---------- Stored records

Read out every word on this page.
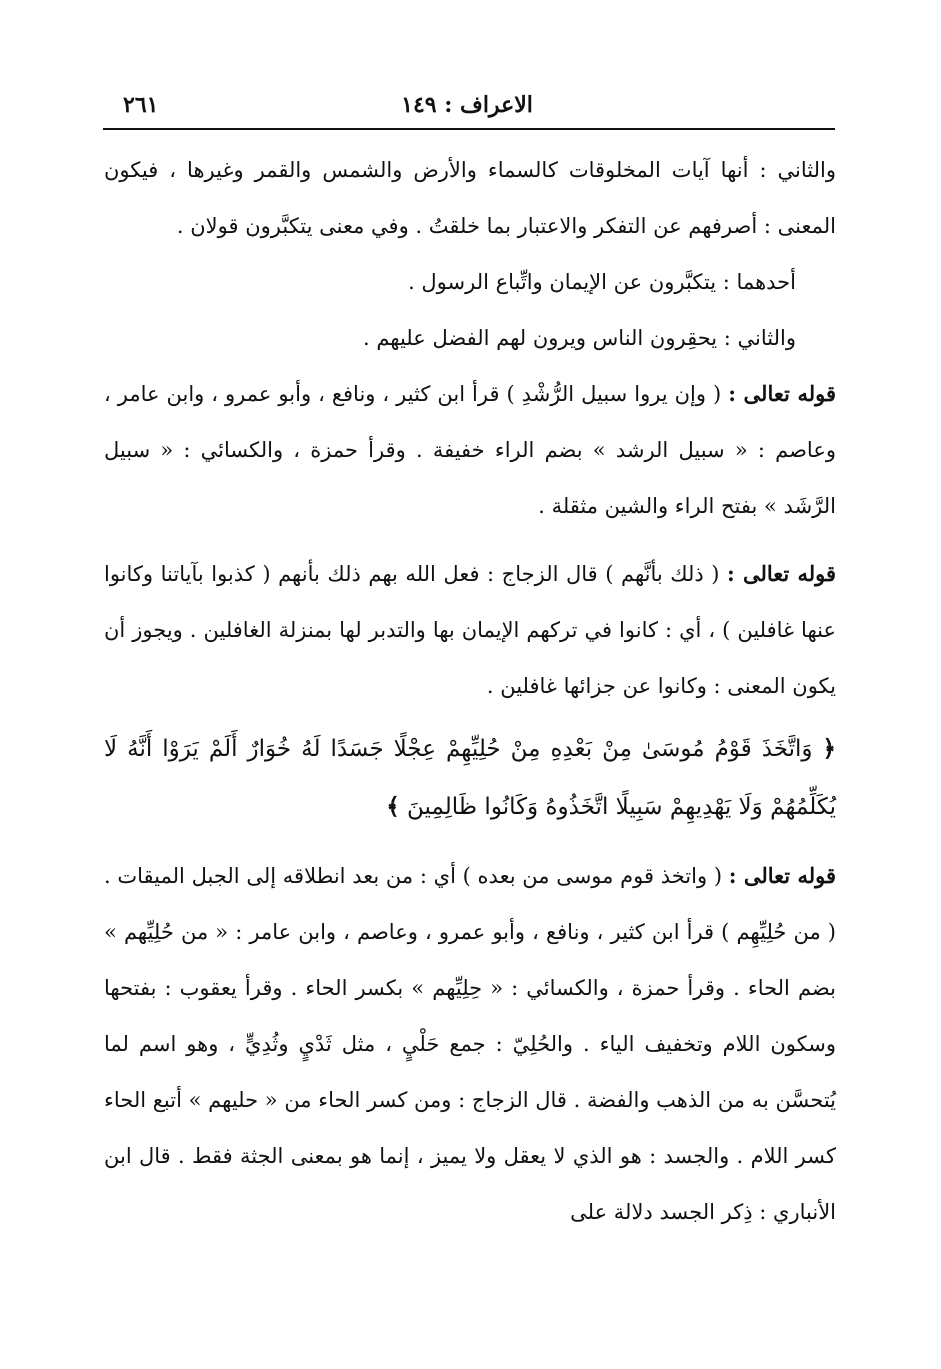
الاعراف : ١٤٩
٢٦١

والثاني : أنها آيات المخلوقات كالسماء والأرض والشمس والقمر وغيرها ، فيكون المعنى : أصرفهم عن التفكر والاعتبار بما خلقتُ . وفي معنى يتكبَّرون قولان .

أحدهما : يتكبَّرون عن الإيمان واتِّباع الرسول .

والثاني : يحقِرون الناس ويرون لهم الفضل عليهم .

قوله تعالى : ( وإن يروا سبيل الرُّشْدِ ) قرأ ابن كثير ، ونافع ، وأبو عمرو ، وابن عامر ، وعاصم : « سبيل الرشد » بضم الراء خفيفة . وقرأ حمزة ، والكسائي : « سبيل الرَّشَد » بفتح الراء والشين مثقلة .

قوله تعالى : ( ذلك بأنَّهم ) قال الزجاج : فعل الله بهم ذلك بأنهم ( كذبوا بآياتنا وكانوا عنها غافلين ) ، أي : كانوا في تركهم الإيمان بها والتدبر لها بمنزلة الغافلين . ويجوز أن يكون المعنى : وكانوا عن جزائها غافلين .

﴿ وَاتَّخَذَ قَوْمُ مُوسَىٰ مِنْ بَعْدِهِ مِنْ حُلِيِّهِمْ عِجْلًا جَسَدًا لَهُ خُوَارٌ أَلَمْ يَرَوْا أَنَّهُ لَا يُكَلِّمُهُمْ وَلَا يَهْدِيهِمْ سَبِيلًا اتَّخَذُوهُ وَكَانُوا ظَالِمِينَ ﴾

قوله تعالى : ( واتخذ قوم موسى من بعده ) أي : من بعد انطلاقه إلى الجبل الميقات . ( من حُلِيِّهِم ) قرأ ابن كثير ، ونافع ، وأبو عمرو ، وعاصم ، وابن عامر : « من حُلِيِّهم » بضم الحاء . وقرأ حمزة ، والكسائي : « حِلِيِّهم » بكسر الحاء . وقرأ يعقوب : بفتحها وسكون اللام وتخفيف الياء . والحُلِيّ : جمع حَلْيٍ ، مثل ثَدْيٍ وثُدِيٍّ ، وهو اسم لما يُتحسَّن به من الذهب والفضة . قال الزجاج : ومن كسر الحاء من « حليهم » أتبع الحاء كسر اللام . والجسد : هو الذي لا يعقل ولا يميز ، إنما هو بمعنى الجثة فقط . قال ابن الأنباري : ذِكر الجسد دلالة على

--------------------

» **Aim of the task**
Set down every record once more, word for word, without pictures.

» **Exercise output**
Read out every word on this page.
الاعراف : ١٤٩
٢٦١

والثاني : أنها آيات المخلوقات كالسماء والأرض والشمس والقمر وغيرها ، فيكون المعنى : أصرفهم عن التفكر والاعتبار بما خلقتُ . وفي معنى يتكبَّرون قولان .

أحدهما : يتكبَّرون عن الإيمان واتِّباع الرسول .

والثاني : يحقِرون الناس ويرون لهم الفضل عليهم .

قوله تعالى : ( وإن يروا سبيل الرُّشْدِ ) قرأ ابن كثير ، ونافع ، وأبو عمرو ، وابن عامر ، وعاصم : « سبيل الرشد » بضم الراء خفيفة . وقرأ حمزة ، والكسائي : « سبيل الرَّشَد » بفتح الراء والشين مثقلة .

قوله تعالى : ( ذلك بأنَّهم ) قال الزجاج : فعل الله بهم ذلك بأنهم ( كذبوا بآياتنا وكانوا عنها غافلين ) ، أي : كانوا في تركهم الإيمان بها والتدبر لها بمنزلة الغافلين . ويجوز أن يكون المعنى : وكانوا عن جزائها غافلين .

﴿ وَاتَّخَذَ قَوْمُ مُوسَىٰ مِنْ بَعْدِهِ مِنْ حُلِيِّهِمْ عِجْلًا جَسَدًا لَهُ خُوَارٌ أَلَمْ يَرَوْا أَنَّهُ لَا يُكَلِّمُهُمْ وَلَا يَهْدِيهِمْ سَبِيلًا اتَّخَذُوهُ وَكَانُوا ظَالِمِينَ ﴾

قوله تعالى : ( واتخذ قوم موسى من بعده ) أي : من بعد انطلاقه إلى الجبل الميقات . ( من حُلِيِّهِم ) قرأ ابن كثير ، ونافع ، وأبو عمرو ، وعاصم ، وابن عامر : « من حُلِيِّهم » بضم الحاء . وقرأ حمزة ، والكسائي : « حِلِيِّهم » بكسر الحاء . وقرأ يعقوب : بفتحها وسكون اللام وتخفيف الياء . والحُلِيّ : جمع حَلْيٍ ، مثل ثَدْيٍ وثُدِيٍّ ، وهو اسم لما يُتحسَّن به من الذهب والفضة . قال الزجاج : ومن كسر الحاء من « حليهم » أتبع الحاء كسر اللام . والجسد : هو الذي لا يعقل ولا يميز ، إنما هو بمعنى الجثة فقط . قال ابن الأنباري : ذِكر الجسد دلالة على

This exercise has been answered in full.